— Begin Data records —
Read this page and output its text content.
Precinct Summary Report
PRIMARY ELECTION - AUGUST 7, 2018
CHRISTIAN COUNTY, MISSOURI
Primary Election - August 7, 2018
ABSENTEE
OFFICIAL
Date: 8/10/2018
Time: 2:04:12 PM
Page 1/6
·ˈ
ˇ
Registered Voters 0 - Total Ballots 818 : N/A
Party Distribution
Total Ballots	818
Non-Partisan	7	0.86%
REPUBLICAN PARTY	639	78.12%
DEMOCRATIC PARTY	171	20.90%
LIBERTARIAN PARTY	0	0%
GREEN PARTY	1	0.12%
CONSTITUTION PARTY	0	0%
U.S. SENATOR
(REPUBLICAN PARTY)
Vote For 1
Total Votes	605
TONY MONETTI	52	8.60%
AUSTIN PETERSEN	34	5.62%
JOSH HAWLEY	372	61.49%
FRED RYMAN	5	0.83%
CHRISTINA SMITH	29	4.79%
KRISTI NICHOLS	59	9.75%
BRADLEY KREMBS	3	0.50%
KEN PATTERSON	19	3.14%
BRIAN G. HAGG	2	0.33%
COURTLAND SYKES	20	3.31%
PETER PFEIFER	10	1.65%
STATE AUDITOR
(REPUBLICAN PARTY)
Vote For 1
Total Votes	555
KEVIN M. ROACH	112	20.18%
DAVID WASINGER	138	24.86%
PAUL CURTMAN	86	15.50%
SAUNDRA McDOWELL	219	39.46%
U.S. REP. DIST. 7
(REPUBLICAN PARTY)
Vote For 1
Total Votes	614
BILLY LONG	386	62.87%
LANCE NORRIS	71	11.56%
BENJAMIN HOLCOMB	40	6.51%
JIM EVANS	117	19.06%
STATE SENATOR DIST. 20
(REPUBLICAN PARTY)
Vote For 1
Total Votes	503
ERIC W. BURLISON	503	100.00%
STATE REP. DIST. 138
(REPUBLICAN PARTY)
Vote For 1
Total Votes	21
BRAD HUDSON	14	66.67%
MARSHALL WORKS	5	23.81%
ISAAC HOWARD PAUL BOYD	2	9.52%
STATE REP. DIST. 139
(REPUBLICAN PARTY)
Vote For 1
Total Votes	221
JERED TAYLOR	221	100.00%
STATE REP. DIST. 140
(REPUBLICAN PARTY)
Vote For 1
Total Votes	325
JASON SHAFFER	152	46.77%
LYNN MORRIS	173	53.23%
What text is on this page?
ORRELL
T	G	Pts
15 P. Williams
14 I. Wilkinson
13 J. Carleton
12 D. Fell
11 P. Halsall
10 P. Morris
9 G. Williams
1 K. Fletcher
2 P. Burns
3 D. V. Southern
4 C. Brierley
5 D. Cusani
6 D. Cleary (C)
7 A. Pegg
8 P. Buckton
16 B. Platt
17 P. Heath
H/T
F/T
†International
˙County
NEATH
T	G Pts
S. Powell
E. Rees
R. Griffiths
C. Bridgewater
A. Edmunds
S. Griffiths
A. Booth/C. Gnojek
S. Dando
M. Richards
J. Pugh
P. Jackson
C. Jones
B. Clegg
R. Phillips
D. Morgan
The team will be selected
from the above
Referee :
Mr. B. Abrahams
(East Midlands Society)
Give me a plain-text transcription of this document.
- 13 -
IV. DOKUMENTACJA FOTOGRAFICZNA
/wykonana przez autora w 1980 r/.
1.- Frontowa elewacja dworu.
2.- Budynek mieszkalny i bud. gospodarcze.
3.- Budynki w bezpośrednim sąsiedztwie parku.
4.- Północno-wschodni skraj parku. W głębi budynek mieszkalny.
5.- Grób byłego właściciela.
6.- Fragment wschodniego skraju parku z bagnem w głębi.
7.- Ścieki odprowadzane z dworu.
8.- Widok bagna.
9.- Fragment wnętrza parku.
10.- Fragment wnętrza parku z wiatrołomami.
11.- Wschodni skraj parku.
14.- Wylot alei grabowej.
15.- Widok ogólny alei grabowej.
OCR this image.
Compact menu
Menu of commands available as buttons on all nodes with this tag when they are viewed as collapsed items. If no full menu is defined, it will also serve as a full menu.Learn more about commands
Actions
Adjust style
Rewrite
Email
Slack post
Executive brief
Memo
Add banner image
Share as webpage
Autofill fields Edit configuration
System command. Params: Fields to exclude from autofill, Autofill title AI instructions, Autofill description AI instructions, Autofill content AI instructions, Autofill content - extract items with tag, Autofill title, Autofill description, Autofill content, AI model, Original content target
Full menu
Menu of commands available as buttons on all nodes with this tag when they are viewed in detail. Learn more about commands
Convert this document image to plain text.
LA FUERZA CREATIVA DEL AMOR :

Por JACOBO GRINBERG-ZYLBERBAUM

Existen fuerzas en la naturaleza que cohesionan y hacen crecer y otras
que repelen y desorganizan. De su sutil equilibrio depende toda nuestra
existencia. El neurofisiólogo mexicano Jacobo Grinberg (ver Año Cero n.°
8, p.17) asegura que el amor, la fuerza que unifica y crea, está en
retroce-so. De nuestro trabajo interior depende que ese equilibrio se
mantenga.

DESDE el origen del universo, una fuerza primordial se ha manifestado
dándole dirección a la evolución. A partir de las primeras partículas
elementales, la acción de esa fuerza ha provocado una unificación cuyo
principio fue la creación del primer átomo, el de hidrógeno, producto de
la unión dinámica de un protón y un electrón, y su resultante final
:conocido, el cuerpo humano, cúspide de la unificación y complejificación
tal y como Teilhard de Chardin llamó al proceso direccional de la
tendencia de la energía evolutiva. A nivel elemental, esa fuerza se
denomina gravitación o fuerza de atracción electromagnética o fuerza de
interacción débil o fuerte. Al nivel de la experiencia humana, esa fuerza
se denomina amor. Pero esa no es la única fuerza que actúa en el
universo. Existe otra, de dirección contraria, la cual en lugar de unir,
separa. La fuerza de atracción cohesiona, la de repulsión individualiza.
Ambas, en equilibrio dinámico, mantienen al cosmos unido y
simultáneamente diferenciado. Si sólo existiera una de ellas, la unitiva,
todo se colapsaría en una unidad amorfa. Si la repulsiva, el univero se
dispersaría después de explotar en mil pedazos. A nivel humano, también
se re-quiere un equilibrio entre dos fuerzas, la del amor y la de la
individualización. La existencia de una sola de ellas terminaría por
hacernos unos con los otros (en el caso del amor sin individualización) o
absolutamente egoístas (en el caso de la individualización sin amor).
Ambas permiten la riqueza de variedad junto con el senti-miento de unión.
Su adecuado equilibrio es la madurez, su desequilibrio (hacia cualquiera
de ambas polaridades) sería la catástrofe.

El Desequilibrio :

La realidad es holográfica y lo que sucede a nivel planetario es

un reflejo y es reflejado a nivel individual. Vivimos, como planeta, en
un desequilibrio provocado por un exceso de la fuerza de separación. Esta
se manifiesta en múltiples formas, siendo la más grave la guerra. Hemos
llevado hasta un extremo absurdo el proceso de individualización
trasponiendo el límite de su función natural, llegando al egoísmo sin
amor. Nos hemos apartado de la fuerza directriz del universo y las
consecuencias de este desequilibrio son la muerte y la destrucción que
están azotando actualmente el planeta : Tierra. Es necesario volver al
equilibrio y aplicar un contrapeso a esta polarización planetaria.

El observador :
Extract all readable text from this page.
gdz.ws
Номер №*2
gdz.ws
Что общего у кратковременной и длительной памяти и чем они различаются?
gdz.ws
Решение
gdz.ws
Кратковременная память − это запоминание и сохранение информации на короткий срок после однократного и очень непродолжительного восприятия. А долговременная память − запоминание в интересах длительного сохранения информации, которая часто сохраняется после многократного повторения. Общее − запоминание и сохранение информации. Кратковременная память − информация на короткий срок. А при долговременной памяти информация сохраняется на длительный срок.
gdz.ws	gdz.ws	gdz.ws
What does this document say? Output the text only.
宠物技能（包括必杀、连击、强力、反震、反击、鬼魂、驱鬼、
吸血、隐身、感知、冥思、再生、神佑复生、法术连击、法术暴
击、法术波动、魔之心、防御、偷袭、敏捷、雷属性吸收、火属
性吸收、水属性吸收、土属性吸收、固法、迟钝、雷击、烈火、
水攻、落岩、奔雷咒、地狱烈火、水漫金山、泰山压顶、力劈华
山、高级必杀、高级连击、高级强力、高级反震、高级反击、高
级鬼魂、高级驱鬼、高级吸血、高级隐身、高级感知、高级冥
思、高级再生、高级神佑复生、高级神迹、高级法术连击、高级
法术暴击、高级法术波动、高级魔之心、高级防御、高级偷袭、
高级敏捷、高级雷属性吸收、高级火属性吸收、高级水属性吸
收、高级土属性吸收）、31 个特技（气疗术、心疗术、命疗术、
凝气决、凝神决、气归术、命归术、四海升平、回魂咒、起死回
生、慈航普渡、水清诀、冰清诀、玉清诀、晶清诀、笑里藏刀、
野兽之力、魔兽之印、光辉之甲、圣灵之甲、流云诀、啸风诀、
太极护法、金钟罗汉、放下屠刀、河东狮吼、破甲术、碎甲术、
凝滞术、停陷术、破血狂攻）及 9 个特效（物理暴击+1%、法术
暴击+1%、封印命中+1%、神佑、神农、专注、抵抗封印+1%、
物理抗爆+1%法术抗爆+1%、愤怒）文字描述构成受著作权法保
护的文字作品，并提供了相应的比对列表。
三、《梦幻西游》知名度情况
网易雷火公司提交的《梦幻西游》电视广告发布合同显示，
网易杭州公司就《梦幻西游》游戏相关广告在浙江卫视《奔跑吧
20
— End Data records —
Return the lines beginning at the one that contains "Extract all readable text from this page." and continuing through the last line of the data, exactly as they stand and without any others.

Extract all readable text from this page.
gdz.ws
Номер №*2
gdz.ws
Что общего у кратковременной и длительной памяти и чем они различаются?
gdz.ws
Решение
gdz.ws
Кратковременная память − это запоминание и сохранение информации на короткий срок после однократного и очень непродолжительного восприятия. А долговременная память − запоминание в интересах длительного сохранения информации, которая часто сохраняется после многократного повторения. Общее − запоминание и сохранение информации. Кратковременная память − информация на короткий срок. А при долговременной памяти информация сохраняется на длительный срок.
gdz.ws	gdz.ws	gdz.ws
What does this document say? Output the text only.
宠物技能（包括必杀、连击、强力、反震、反击、鬼魂、驱鬼、
吸血、隐身、感知、冥思、再生、神佑复生、法术连击、法术暴
击、法术波动、魔之心、防御、偷袭、敏捷、雷属性吸收、火属
性吸收、水属性吸收、土属性吸收、固法、迟钝、雷击、烈火、
水攻、落岩、奔雷咒、地狱烈火、水漫金山、泰山压顶、力劈华
山、高级必杀、高级连击、高级强力、高级反震、高级反击、高
级鬼魂、高级驱鬼、高级吸血、高级隐身、高级感知、高级冥
思、高级再生、高级神佑复生、高级神迹、高级法术连击、高级
法术暴击、高级法术波动、高级魔之心、高级防御、高级偷袭、
高级敏捷、高级雷属性吸收、高级火属性吸收、高级水属性吸
收、高级土属性吸收）、31 个特技（气疗术、心疗术、命疗术、
凝气决、凝神决、气归术、命归术、四海升平、回魂咒、起死回
生、慈航普渡、水清诀、冰清诀、玉清诀、晶清诀、笑里藏刀、
野兽之力、魔兽之印、光辉之甲、圣灵之甲、流云诀、啸风诀、
太极护法、金钟罗汉、放下屠刀、河东狮吼、破甲术、碎甲术、
凝滞术、停陷术、破血狂攻）及 9 个特效（物理暴击+1%、法术
暴击+1%、封印命中+1%、神佑、神农、专注、抵抗封印+1%、
物理抗爆+1%法术抗爆+1%、愤怒）文字描述构成受著作权法保
护的文字作品，并提供了相应的比对列表。
三、《梦幻西游》知名度情况
网易雷火公司提交的《梦幻西游》电视广告发布合同显示，
网易杭州公司就《梦幻西游》游戏相关广告在浙江卫视《奔跑吧
20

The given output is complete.